#### Objective:
How many lines of the entries below include the word "name"? Answer with the number alone.

Records about charts and figures:
begin
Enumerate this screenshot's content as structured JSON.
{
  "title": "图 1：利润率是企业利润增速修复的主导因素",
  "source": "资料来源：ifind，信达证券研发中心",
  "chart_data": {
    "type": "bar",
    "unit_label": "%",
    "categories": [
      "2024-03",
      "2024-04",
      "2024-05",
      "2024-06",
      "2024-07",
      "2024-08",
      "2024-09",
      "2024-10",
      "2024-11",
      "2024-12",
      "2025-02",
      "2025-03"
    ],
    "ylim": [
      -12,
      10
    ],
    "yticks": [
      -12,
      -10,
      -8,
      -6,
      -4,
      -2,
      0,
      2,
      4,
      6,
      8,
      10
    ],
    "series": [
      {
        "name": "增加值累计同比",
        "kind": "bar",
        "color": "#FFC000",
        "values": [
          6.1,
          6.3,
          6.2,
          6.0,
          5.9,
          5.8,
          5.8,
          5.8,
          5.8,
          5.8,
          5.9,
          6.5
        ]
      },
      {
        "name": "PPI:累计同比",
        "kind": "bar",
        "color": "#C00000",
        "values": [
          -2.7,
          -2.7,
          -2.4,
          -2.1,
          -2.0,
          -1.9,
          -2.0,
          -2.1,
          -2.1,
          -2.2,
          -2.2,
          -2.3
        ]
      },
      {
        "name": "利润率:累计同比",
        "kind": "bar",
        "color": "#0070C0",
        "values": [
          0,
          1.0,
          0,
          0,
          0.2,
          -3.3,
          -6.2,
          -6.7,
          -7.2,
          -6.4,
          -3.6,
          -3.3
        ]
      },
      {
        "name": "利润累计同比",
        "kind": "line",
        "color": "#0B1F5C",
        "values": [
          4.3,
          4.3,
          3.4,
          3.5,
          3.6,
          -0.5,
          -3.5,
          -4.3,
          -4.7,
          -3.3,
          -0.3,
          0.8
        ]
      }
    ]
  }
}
end
#### Written response:
4